▶ TASK
Find every line in the records that holds the string "était". Copy each one.

═════ DATA SHOWN ═════

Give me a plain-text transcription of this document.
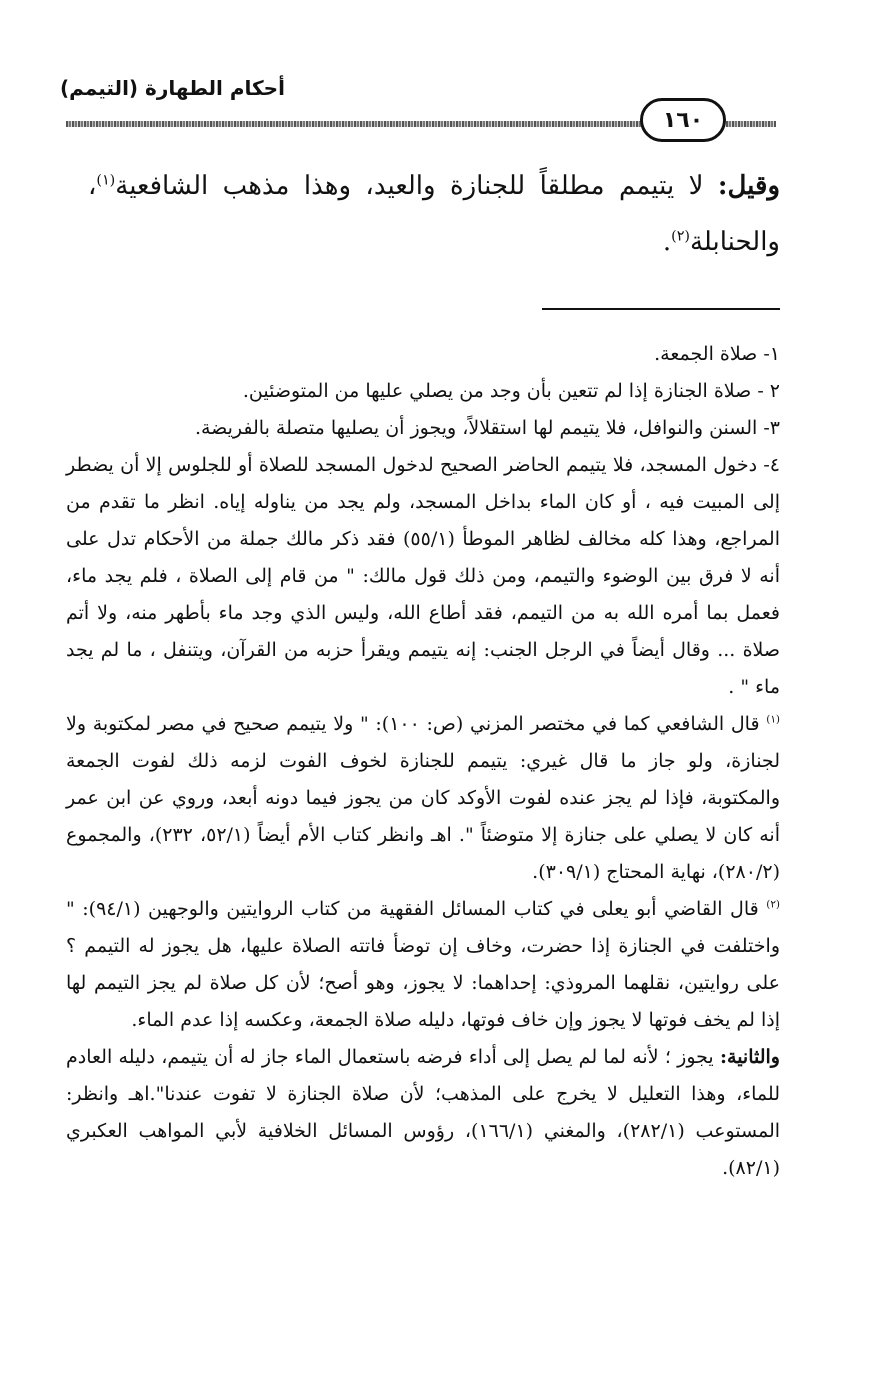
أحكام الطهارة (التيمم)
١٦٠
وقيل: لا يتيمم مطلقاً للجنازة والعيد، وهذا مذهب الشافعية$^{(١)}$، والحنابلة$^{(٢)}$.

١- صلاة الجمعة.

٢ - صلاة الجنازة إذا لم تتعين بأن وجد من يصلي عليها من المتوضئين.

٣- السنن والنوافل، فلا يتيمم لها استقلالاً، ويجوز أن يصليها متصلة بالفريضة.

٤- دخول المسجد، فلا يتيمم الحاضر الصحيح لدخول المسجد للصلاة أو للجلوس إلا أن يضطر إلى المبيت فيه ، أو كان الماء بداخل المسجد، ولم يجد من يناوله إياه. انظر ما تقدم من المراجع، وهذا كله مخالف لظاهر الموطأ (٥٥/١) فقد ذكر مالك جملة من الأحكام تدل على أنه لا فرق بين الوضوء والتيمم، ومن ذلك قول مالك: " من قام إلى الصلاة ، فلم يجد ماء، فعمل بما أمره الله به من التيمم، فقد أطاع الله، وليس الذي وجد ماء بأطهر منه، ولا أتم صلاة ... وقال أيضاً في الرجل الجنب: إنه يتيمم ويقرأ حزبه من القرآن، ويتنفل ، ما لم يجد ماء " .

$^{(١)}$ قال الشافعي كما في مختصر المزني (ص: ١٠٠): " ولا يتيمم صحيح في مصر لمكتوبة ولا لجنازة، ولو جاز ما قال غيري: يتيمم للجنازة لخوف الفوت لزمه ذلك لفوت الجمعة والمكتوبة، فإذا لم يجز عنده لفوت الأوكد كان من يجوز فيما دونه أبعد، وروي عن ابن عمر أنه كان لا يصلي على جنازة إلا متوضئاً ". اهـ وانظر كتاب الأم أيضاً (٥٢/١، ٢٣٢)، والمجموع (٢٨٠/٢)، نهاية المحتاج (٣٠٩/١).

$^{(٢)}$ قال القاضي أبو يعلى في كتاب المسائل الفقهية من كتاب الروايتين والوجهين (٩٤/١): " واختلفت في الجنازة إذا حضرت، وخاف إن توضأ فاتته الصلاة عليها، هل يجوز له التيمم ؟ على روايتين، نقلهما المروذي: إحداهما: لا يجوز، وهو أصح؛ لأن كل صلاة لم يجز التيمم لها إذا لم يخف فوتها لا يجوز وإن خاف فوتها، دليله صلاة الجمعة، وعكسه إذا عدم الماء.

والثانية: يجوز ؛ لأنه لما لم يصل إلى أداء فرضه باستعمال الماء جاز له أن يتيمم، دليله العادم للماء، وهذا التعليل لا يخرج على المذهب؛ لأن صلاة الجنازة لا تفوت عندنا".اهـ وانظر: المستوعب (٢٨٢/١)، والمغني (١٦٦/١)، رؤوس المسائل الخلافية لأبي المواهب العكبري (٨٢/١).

═════
═════ DATA SHOWN ═════

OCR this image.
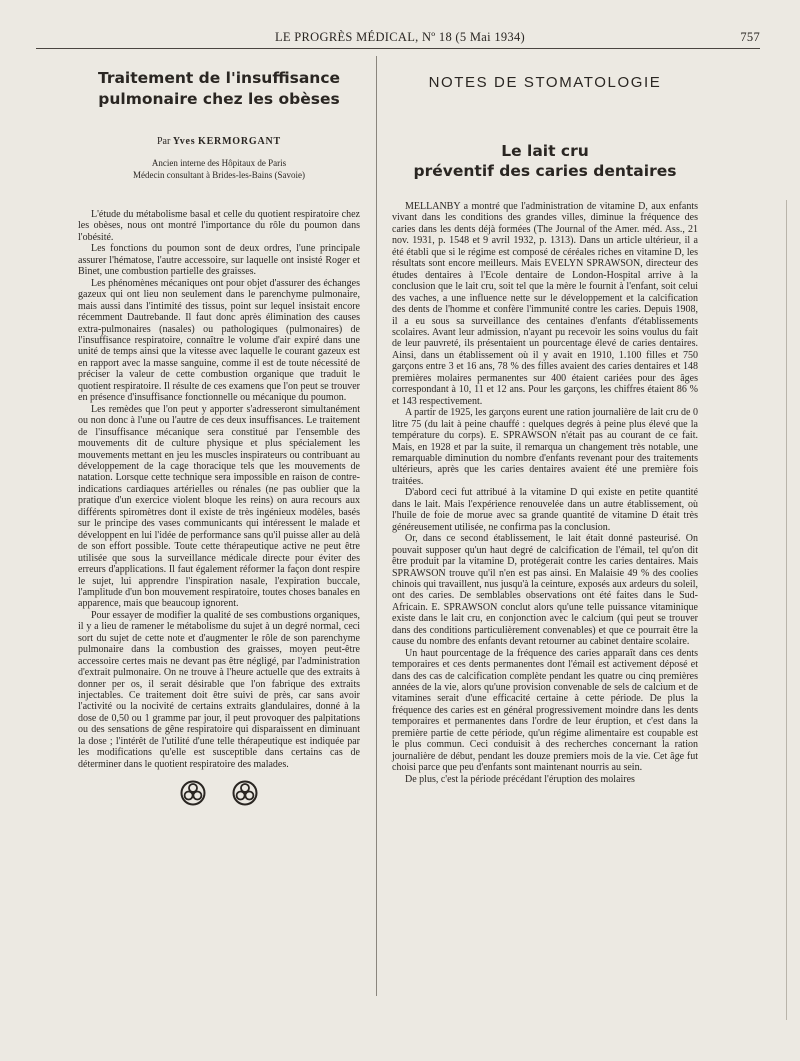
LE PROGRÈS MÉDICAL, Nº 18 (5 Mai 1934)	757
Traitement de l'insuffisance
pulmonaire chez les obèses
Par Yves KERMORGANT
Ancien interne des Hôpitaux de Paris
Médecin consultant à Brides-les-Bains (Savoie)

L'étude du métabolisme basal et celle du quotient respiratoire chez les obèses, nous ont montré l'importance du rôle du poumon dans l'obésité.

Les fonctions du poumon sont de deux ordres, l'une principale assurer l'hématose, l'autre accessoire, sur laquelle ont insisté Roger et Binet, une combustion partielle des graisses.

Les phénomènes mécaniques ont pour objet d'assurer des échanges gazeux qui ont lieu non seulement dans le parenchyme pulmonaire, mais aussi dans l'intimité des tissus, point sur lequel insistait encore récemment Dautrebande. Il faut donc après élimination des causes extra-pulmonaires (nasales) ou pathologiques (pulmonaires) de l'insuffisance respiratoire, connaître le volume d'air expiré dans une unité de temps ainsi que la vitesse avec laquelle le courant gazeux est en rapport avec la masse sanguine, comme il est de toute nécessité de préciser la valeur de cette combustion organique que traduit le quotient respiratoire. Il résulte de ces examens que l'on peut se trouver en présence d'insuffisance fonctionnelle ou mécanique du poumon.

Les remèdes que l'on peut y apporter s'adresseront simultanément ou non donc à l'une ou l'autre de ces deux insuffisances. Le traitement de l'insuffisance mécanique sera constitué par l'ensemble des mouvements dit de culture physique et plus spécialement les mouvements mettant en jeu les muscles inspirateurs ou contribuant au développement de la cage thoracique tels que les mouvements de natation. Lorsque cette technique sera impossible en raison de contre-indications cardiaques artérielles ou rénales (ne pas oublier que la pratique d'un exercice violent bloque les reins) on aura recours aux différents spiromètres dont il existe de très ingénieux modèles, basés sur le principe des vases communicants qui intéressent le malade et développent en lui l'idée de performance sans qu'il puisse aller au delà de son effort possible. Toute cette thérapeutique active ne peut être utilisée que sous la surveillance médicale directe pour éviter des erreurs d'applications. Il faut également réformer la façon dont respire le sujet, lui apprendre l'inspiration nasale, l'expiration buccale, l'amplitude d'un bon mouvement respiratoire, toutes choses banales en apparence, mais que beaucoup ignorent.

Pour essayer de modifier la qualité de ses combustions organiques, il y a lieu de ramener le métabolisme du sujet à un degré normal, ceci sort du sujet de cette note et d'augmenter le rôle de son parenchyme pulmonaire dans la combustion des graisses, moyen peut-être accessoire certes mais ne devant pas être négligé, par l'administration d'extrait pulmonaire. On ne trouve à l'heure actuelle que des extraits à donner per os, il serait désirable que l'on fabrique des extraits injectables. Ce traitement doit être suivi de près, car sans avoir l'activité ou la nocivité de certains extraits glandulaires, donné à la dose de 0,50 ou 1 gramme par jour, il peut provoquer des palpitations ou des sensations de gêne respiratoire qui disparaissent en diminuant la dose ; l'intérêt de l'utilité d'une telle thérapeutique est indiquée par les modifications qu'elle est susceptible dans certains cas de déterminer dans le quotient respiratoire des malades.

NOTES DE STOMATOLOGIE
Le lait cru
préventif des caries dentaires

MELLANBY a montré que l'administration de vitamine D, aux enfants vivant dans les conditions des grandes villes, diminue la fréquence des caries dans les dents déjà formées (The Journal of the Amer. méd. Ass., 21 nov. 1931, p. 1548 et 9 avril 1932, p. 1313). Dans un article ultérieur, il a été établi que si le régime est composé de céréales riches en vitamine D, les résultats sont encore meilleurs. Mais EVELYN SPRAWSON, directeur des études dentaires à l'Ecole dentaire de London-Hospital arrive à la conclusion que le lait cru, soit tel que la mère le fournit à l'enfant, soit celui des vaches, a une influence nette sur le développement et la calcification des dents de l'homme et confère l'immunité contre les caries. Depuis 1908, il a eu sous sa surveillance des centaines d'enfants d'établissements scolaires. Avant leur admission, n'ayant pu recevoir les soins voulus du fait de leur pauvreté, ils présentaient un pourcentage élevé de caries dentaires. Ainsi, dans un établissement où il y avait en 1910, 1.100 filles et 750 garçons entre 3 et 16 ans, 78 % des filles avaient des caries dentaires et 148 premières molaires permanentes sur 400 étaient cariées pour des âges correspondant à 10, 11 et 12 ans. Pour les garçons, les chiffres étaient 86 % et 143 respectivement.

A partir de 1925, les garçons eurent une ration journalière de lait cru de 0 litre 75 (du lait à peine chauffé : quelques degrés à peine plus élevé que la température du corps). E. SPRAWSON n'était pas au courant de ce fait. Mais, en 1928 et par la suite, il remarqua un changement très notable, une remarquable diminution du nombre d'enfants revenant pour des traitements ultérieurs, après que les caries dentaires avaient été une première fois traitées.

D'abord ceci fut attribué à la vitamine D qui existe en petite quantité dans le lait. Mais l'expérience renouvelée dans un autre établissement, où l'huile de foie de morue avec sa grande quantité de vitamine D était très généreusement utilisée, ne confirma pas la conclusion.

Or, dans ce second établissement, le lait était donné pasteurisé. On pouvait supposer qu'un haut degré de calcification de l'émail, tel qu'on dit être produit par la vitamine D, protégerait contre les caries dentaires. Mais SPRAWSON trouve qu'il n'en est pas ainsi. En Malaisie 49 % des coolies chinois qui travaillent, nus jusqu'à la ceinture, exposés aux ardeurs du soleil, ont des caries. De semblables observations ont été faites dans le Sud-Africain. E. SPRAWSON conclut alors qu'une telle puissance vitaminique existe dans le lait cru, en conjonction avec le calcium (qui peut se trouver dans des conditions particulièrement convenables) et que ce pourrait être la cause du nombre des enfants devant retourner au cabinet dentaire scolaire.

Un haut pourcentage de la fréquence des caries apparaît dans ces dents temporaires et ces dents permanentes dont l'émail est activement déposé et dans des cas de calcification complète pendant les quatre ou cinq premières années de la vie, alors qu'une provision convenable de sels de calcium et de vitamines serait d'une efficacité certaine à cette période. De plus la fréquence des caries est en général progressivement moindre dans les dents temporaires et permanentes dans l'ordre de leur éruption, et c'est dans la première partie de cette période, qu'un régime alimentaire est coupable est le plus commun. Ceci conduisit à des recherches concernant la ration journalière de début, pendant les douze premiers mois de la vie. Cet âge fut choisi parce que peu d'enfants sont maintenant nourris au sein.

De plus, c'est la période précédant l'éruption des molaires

═════

▶ RESULT OF THIS TASK
A partir de 1925, les garçons eurent une ration journalière de lait cru de 0 litre 75 (du lait à peine chauffé : quelques degrés à peine plus élevé que la température du corps). E. SPRAWSON n'était pas au courant de ce fait. Mais, en 1928 et par la suite, il remarqua un changement très notable, une remarquable diminution du nombre d'enfants revenant pour des traitements ultérieurs, après que les caries dentaires avaient été une première fois traitées.
D'abord ceci fut attribué à la vitamine D qui existe en petite quantité dans le lait. Mais l'expérience renouvelée dans un autre établissement, où l'huile de foie de morue avec sa grande quantité de vitamine D était très généreusement utilisée, ne confirma pas la conclusion.
Or, dans ce second établissement, le lait était donné pasteurisé. On pouvait supposer qu'un haut degré de calcification de l'émail, tel qu'on dit être produit par la vitamine D, protégerait contre les caries dentaires. Mais SPRAWSON trouve qu'il n'en est pas ainsi. En Malaisie 49 % des coolies chinois qui travaillent, nus jusqu'à la ceinture, exposés aux ardeurs du soleil, ont des caries. De semblables observations ont été faites dans le Sud-Africain. E. SPRAWSON conclut alors qu'une telle puissance vitaminique existe dans le lait cru, en conjonction avec le calcium (qui peut se trouver dans des conditions particulièrement convenables) et que ce pourrait être la cause du nombre des enfants devant retourner au cabinet dentaire scolaire.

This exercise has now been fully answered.